** BEGIN Records for the task **

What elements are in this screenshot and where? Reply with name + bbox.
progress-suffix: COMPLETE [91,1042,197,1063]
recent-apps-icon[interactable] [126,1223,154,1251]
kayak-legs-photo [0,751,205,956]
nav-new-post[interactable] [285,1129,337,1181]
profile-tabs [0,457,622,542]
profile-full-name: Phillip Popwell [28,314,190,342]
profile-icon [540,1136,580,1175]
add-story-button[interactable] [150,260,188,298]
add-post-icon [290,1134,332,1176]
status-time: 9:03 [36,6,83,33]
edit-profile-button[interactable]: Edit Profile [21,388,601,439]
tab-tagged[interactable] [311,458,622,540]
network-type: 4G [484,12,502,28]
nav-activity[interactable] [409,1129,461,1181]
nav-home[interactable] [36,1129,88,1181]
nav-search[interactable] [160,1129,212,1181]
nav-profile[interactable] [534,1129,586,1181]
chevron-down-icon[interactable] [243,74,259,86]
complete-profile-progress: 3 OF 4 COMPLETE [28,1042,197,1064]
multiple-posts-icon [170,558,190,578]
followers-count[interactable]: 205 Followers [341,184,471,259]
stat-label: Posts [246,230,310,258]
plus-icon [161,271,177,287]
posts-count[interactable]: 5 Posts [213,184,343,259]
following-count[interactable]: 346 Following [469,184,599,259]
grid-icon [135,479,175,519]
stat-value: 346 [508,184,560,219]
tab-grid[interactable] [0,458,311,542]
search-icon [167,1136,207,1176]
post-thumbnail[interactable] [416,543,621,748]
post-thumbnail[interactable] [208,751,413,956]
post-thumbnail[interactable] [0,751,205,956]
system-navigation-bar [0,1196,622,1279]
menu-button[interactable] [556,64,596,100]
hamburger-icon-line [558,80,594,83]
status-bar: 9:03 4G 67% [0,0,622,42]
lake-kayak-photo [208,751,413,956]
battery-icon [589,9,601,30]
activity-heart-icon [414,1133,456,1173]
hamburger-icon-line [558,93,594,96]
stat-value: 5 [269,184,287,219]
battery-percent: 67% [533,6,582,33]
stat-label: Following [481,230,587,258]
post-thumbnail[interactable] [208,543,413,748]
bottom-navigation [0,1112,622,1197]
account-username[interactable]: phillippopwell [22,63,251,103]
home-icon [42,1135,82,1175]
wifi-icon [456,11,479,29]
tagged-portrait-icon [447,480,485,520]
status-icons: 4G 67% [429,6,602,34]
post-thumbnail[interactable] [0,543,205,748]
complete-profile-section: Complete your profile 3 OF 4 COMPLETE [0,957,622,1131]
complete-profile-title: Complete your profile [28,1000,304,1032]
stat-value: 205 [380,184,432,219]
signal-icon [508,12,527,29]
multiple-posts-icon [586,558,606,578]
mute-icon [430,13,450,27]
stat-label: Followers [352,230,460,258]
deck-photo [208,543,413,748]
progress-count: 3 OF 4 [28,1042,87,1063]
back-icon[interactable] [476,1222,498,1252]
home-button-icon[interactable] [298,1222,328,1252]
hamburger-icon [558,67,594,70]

** END Records for the task **

Prompt =>
Turn the material, from its first line through the line containing "post-thumbnail[interactable] [0,751,205,956]" (that line included), into a Markdown table with the columns Row and Line. Number each row and leave out blank lines.

Correct result =>
| Row | Line |
|---|---|
| 1 | What elements are in this screenshot and where? Reply with name + bbox. |
| 2 | progress-suffix: COMPLETE [91,1042,197,1063] |
| 3 | recent-apps-icon[interactable] [126,1223,154,1251] |
| 4 | kayak-legs-photo [0,751,205,956] |
| 5 | nav-new-post[interactable] [285,1129,337,1181] |
| 6 | profile-tabs [0,457,622,542] |
| 7 | profile-full-name: Phillip Popwell [28,314,190,342] |
| 8 | profile-icon [540,1136,580,1175] |
| 9 | add-story-button[interactable] [150,260,188,298] |
| 10 | add-post-icon [290,1134,332,1176] |
| 11 | status-time: 9:03 [36,6,83,33] |
| 12 | edit-profile-button[interactable]: Edit Profile [21,388,601,439] |
| 13 | tab-tagged[interactable] [311,458,622,540] |
| 14 | network-type: 4G [484,12,502,28] |
| 15 | nav-activity[interactable] [409,1129,461,1181] |
| 16 | nav-home[interactable] [36,1129,88,1181] |
| 17 | nav-search[interactable] [160,1129,212,1181] |
| 18 | nav-profile[interactable] [534,1129,586,1181] |
| 19 | chevron-down-icon[interactable] [243,74,259,86] |
| 20 | complete-profile-progress: 3 OF 4 COMPLETE [28,1042,197,1064] |
| 21 | multiple-posts-icon [170,558,190,578] |
| 22 | followers-count[interactable]: 205 Followers [341,184,471,259] |
| 23 | stat-label: Posts [246,230,310,258] |
| 24 | plus-icon [161,271,177,287] |
| 25 | posts-count[interactable]: 5 Posts [213,184,343,259] |
| 26 | following-count[interactable]: 346 Following [469,184,599,259] |
| 27 | grid-icon [135,479,175,519] |
| 28 | stat-value: 346 [508,184,560,219] |
| 29 | tab-grid[interactable] [0,458,311,542] |
| 30 | search-icon [167,1136,207,1176] |
| 31 | post-thumbnail[interactable] [416,543,621,748] |
| 32 | post-thumbnail[interactable] [208,751,413,956] |
| 33 | post-thumbnail[interactable] [0,751,205,956] |